## [Exercise directions]
Reproduce all entries verbatim, with nothing added or dropped.

## [Records for processing]
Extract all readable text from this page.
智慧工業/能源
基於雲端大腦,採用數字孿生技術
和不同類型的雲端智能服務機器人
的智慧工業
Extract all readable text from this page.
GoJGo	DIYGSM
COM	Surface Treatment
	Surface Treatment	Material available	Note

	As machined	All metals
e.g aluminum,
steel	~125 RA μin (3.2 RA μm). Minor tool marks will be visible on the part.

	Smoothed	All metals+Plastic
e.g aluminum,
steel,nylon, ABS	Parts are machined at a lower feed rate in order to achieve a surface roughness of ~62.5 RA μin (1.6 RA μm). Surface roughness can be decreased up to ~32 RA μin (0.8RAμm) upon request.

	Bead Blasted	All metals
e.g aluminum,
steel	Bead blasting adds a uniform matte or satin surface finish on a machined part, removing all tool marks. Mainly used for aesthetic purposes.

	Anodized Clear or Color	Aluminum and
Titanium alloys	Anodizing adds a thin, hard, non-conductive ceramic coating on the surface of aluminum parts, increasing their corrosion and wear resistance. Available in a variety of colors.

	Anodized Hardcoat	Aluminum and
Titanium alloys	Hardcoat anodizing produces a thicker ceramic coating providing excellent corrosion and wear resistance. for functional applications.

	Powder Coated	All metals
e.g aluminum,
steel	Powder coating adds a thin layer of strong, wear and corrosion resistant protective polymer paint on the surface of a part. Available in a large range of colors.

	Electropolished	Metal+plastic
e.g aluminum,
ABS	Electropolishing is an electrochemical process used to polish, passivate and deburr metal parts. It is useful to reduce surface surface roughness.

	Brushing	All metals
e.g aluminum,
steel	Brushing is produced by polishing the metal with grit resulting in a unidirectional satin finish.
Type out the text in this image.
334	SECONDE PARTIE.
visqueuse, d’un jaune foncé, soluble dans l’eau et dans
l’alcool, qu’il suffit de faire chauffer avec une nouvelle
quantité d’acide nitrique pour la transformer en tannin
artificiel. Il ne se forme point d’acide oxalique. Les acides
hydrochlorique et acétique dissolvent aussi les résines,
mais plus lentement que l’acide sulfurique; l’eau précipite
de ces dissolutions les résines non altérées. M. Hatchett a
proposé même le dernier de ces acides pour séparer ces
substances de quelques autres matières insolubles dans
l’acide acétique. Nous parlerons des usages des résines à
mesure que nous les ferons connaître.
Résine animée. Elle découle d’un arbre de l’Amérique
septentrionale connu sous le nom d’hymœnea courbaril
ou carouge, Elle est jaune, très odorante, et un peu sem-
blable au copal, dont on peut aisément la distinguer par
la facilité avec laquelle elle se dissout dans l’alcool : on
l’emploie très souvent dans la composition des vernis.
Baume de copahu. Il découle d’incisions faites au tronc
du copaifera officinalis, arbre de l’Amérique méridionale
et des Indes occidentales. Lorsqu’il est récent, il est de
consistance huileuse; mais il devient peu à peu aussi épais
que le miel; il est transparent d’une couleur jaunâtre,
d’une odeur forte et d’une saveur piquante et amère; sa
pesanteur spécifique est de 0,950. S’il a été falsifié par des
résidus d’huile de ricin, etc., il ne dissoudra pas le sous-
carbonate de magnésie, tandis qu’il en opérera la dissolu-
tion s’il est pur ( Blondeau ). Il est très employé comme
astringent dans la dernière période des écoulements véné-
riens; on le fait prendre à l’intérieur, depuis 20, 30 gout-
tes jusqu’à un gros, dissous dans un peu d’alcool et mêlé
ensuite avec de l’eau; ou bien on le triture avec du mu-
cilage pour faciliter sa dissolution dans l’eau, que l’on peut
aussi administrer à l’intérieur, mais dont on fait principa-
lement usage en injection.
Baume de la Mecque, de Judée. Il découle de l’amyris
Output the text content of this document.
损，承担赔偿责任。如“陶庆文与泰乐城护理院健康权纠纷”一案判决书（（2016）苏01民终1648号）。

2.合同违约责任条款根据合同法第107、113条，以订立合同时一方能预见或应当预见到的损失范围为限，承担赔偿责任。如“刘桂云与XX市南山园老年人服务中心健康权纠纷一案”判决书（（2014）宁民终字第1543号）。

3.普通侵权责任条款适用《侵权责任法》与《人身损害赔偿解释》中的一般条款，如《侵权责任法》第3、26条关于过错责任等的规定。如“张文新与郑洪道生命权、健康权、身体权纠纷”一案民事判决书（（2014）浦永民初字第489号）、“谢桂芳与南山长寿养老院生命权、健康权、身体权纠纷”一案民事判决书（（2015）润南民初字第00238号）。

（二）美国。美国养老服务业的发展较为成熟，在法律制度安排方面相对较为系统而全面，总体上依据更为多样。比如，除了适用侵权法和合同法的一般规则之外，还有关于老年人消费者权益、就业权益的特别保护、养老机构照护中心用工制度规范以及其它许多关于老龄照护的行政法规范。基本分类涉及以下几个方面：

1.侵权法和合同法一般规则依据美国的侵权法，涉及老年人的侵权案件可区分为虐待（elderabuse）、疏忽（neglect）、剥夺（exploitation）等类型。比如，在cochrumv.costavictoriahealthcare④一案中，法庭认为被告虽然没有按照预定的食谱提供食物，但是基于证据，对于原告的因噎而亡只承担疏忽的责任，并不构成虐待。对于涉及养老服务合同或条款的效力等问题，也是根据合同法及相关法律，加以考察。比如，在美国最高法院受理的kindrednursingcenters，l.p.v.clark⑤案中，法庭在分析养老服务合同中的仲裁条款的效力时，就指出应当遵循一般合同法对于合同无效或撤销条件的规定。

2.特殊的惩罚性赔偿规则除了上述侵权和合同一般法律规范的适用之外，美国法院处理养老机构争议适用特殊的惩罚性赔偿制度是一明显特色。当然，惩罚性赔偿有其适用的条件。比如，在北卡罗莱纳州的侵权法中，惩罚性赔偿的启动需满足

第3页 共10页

## [Written solution]
Extract all readable text from this page.
智慧工業/能源
基於雲端大腦,採用數字孿生技術
和不同類型的雲端智能服務機器人
的智慧工業
Extract all readable text from this page.
GoJGo	DIYGSM
COM	Surface Treatment
	Surface Treatment	Material available	Note

	As machined	All metals
e.g aluminum,
steel	~125 RA μin (3.2 RA μm). Minor tool marks will be visible on the part.

	Smoothed	All metals+Plastic
e.g aluminum,
steel,nylon, ABS	Parts are machined at a lower feed rate in order to achieve a surface roughness of ~62.5 RA μin (1.6 RA μm). Surface roughness can be decreased up to ~32 RA μin (0.8RAμm) upon request.

	Bead Blasted	All metals
e.g aluminum,
steel	Bead blasting adds a uniform matte or satin surface finish on a machined part, removing all tool marks. Mainly used for aesthetic purposes.

	Anodized Clear or Color	Aluminum and
Titanium alloys	Anodizing adds a thin, hard, non-conductive ceramic coating on the surface of aluminum parts, increasing their corrosion and wear resistance. Available in a variety of colors.

	Anodized Hardcoat	Aluminum and
Titanium alloys	Hardcoat anodizing produces a thicker ceramic coating providing excellent corrosion and wear resistance. for functional applications.

	Powder Coated	All metals
e.g aluminum,
steel	Powder coating adds a thin layer of strong, wear and corrosion resistant protective polymer paint on the surface of a part. Available in a large range of colors.

	Electropolished	Metal+plastic
e.g aluminum,
ABS	Electropolishing is an electrochemical process used to polish, passivate and deburr metal parts. It is useful to reduce surface surface roughness.

	Brushing	All metals
e.g aluminum,
steel	Brushing is produced by polishing the metal with grit resulting in a unidirectional satin finish.
Type out the text in this image.
334	SECONDE PARTIE.
visqueuse, d’un jaune foncé, soluble dans l’eau et dans
l’alcool, qu’il suffit de faire chauffer avec une nouvelle
quantité d’acide nitrique pour la transformer en tannin
artificiel. Il ne se forme point d’acide oxalique. Les acides
hydrochlorique et acétique dissolvent aussi les résines,
mais plus lentement que l’acide sulfurique; l’eau précipite
de ces dissolutions les résines non altérées. M. Hatchett a
proposé même le dernier de ces acides pour séparer ces
substances de quelques autres matières insolubles dans
l’acide acétique. Nous parlerons des usages des résines à
mesure que nous les ferons connaître.
Résine animée. Elle découle d’un arbre de l’Amérique
septentrionale connu sous le nom d’hymœnea courbaril
ou carouge, Elle est jaune, très odorante, et un peu sem-
blable au copal, dont on peut aisément la distinguer par
la facilité avec laquelle elle se dissout dans l’alcool : on
l’emploie très souvent dans la composition des vernis.
Baume de copahu. Il découle d’incisions faites au tronc
du copaifera officinalis, arbre de l’Amérique méridionale
et des Indes occidentales. Lorsqu’il est récent, il est de
consistance huileuse; mais il devient peu à peu aussi épais
que le miel; il est transparent d’une couleur jaunâtre,
d’une odeur forte et d’une saveur piquante et amère; sa
pesanteur spécifique est de 0,950. S’il a été falsifié par des
résidus d’huile de ricin, etc., il ne dissoudra pas le sous-
carbonate de magnésie, tandis qu’il en opérera la dissolu-
tion s’il est pur ( Blondeau ). Il est très employé comme
astringent dans la dernière période des écoulements véné-
riens; on le fait prendre à l’intérieur, depuis 20, 30 gout-
tes jusqu’à un gros, dissous dans un peu d’alcool et mêlé
ensuite avec de l’eau; ou bien on le triture avec du mu-
cilage pour faciliter sa dissolution dans l’eau, que l’on peut
aussi administrer à l’intérieur, mais dont on fait principa-
lement usage en injection.
Baume de la Mecque, de Judée. Il découle de l’amyris
Output the text content of this document.
损，承担赔偿责任。如“陶庆文与泰乐城护理院健康权纠纷”一案判决书（（2016）苏01民终1648号）。

2.合同违约责任条款根据合同法第107、113条，以订立合同时一方能预见或应当预见到的损失范围为限，承担赔偿责任。如“刘桂云与XX市南山园老年人服务中心健康权纠纷一案”判决书（（2014）宁民终字第1543号）。

3.普通侵权责任条款适用《侵权责任法》与《人身损害赔偿解释》中的一般条款，如《侵权责任法》第3、26条关于过错责任等的规定。如“张文新与郑洪道生命权、健康权、身体权纠纷”一案民事判决书（（2014）浦永民初字第489号）、“谢桂芳与南山长寿养老院生命权、健康权、身体权纠纷”一案民事判决书（（2015）润南民初字第00238号）。

（二）美国。美国养老服务业的发展较为成熟，在法律制度安排方面相对较为系统而全面，总体上依据更为多样。比如，除了适用侵权法和合同法的一般规则之外，还有关于老年人消费者权益、就业权益的特别保护、养老机构照护中心用工制度规范以及其它许多关于老龄照护的行政法规范。基本分类涉及以下几个方面：

1.侵权法和合同法一般规则依据美国的侵权法，涉及老年人的侵权案件可区分为虐待（elderabuse）、疏忽（neglect）、剥夺（exploitation）等类型。比如，在cochrumv.costavictoriahealthcare④一案中，法庭认为被告虽然没有按照预定的食谱提供食物，但是基于证据，对于原告的因噎而亡只承担疏忽的责任，并不构成虐待。对于涉及养老服务合同或条款的效力等问题，也是根据合同法及相关法律，加以考察。比如，在美国最高法院受理的kindrednursingcenters，l.p.v.clark⑤案中，法庭在分析养老服务合同中的仲裁条款的效力时，就指出应当遵循一般合同法对于合同无效或撤销条件的规定。

2.特殊的惩罚性赔偿规则除了上述侵权和合同一般法律规范的适用之外，美国法院处理养老机构争议适用特殊的惩罚性赔偿制度是一明显特色。当然，惩罚性赔偿有其适用的条件。比如，在北卡罗莱纳州的侵权法中，惩罚性赔偿的启动需满足

第3页 共10页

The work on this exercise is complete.